** BEGIN RECORDS TO USE **
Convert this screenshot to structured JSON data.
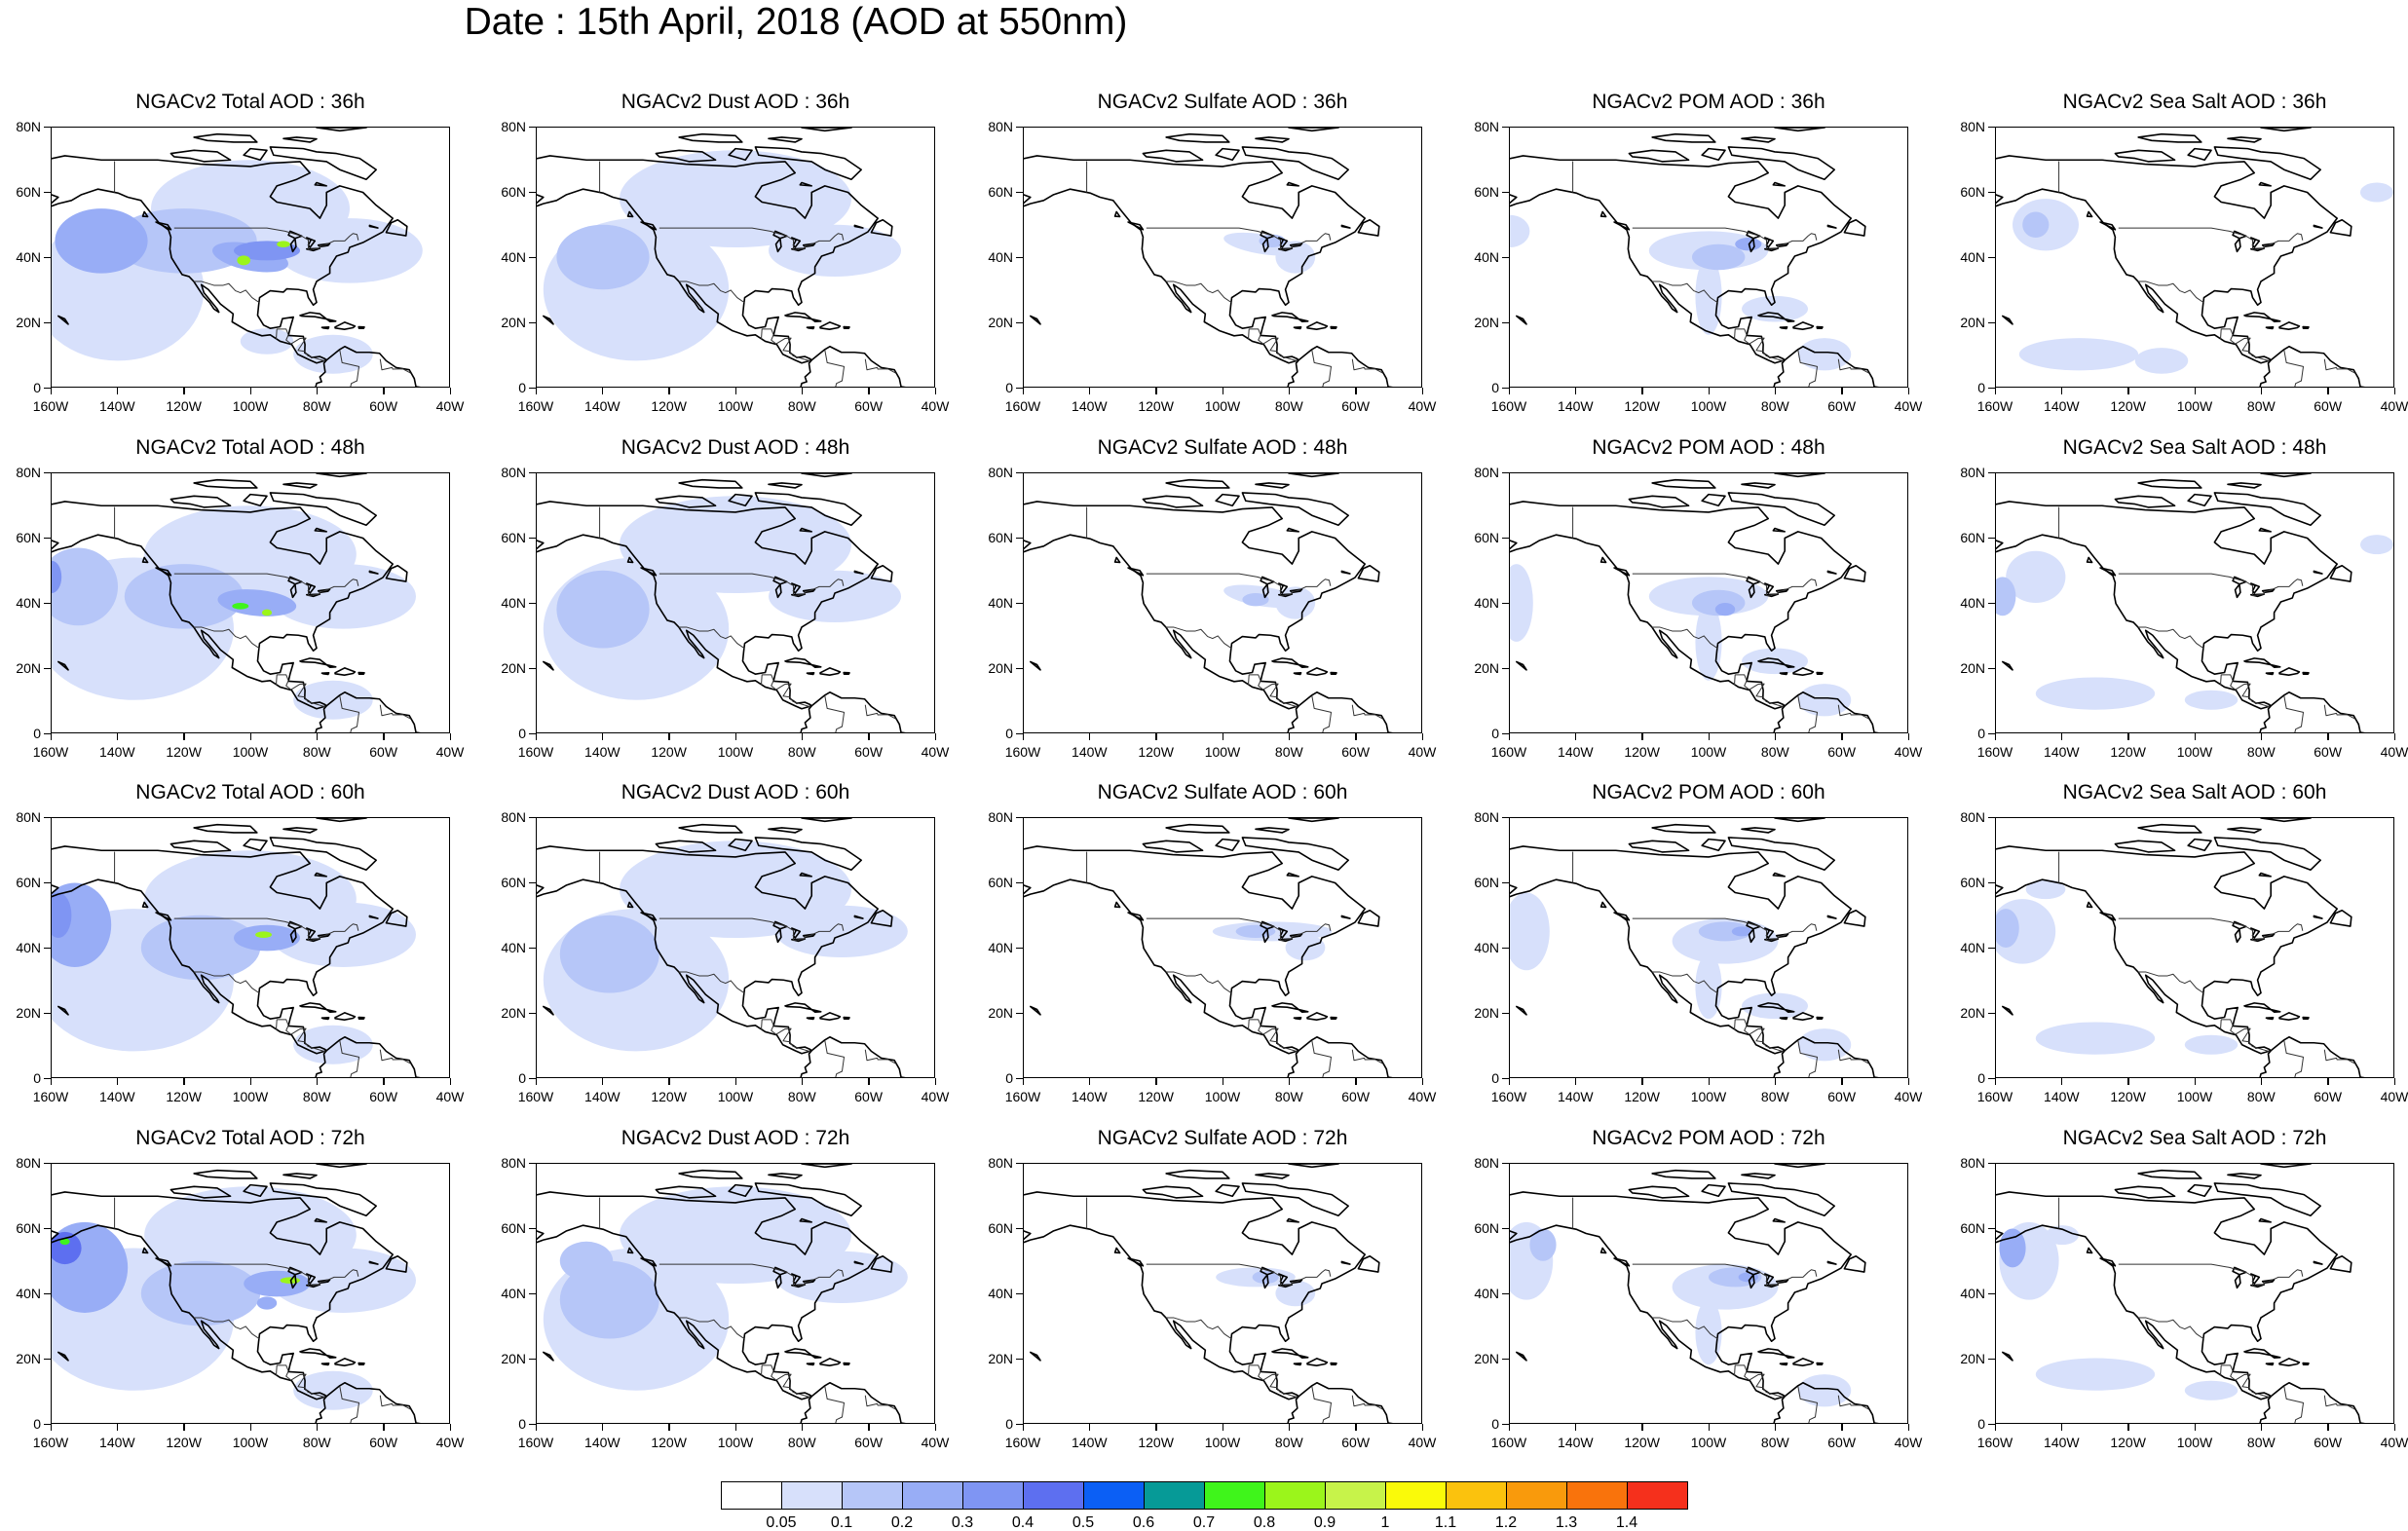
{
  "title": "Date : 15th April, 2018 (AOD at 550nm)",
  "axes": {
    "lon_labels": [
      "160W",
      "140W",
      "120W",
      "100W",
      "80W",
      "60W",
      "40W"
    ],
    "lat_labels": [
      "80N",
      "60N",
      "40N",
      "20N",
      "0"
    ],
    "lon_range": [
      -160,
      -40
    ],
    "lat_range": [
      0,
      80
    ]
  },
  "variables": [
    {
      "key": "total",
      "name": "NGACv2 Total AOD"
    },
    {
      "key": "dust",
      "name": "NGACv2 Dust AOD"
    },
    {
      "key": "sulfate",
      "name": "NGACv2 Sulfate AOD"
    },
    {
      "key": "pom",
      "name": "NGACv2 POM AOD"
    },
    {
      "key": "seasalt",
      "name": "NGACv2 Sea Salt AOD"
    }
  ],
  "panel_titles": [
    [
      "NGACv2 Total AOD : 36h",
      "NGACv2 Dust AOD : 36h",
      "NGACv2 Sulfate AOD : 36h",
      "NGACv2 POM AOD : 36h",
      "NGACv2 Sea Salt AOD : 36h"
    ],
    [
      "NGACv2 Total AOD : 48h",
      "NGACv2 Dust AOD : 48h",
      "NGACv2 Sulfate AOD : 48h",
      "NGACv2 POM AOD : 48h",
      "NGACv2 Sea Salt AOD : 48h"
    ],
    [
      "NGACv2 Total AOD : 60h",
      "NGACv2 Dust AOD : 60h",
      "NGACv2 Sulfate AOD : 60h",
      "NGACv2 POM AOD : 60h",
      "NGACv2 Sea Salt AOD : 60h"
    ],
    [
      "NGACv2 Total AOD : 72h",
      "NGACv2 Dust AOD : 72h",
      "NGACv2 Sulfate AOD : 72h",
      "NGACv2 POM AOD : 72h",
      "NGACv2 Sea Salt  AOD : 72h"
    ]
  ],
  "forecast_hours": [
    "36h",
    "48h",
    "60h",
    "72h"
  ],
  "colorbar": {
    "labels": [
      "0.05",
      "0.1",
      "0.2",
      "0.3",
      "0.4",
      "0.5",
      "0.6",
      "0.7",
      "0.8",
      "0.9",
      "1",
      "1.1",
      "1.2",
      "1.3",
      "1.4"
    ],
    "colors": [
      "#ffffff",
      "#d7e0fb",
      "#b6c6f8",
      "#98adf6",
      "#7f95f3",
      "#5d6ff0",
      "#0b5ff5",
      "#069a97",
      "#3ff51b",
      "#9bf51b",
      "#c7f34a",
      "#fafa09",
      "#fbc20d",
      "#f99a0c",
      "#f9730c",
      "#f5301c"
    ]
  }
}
** END RECORDS TO USE **
- _PROBLEM DESCRIPTION_
Repeat the data exactly in full, omitting its pictures.

- _TASK OUTPUT_
Convert this screenshot to structured JSON data.
{
  "title": "Date : 15th April, 2018 (AOD at 550nm)",
  "axes": {
    "lon_labels": [
      "160W",
      "140W",
      "120W",
      "100W",
      "80W",
      "60W",
      "40W"
    ],
    "lat_labels": [
      "80N",
      "60N",
      "40N",
      "20N",
      "0"
    ],
    "lon_range": [
      -160,
      -40
    ],
    "lat_range": [
      0,
      80
    ]
  },
  "variables": [
    {
      "key": "total",
      "name": "NGACv2 Total AOD"
    },
    {
      "key": "dust",
      "name": "NGACv2 Dust AOD"
    },
    {
      "key": "sulfate",
      "name": "NGACv2 Sulfate AOD"
    },
    {
      "key": "pom",
      "name": "NGACv2 POM AOD"
    },
    {
      "key": "seasalt",
      "name": "NGACv2 Sea Salt AOD"
    }
  ],
  "panel_titles": [
    [
      "NGACv2 Total AOD : 36h",
      "NGACv2 Dust AOD : 36h",
      "NGACv2 Sulfate AOD : 36h",
      "NGACv2 POM AOD : 36h",
      "NGACv2 Sea Salt AOD : 36h"
    ],
    [
      "NGACv2 Total AOD : 48h",
      "NGACv2 Dust AOD : 48h",
      "NGACv2 Sulfate AOD : 48h",
      "NGACv2 POM AOD : 48h",
      "NGACv2 Sea Salt AOD : 48h"
    ],
    [
      "NGACv2 Total AOD : 60h",
      "NGACv2 Dust AOD : 60h",
      "NGACv2 Sulfate AOD : 60h",
      "NGACv2 POM AOD : 60h",
      "NGACv2 Sea Salt AOD : 60h"
    ],
    [
      "NGACv2 Total AOD : 72h",
      "NGACv2 Dust AOD : 72h",
      "NGACv2 Sulfate AOD : 72h",
      "NGACv2 POM AOD : 72h",
      "NGACv2 Sea Salt  AOD : 72h"
    ]
  ],
  "forecast_hours": [
    "36h",
    "48h",
    "60h",
    "72h"
  ],
  "colorbar": {
    "labels": [
      "0.05",
      "0.1",
      "0.2",
      "0.3",
      "0.4",
      "0.5",
      "0.6",
      "0.7",
      "0.8",
      "0.9",
      "1",
      "1.1",
      "1.2",
      "1.3",
      "1.4"
    ],
    "colors": [
      "#ffffff",
      "#d7e0fb",
      "#b6c6f8",
      "#98adf6",
      "#7f95f3",
      "#5d6ff0",
      "#0b5ff5",
      "#069a97",
      "#3ff51b",
      "#9bf51b",
      "#c7f34a",
      "#fafa09",
      "#fbc20d",
      "#f99a0c",
      "#f9730c",
      "#f5301c"
    ]
  }
}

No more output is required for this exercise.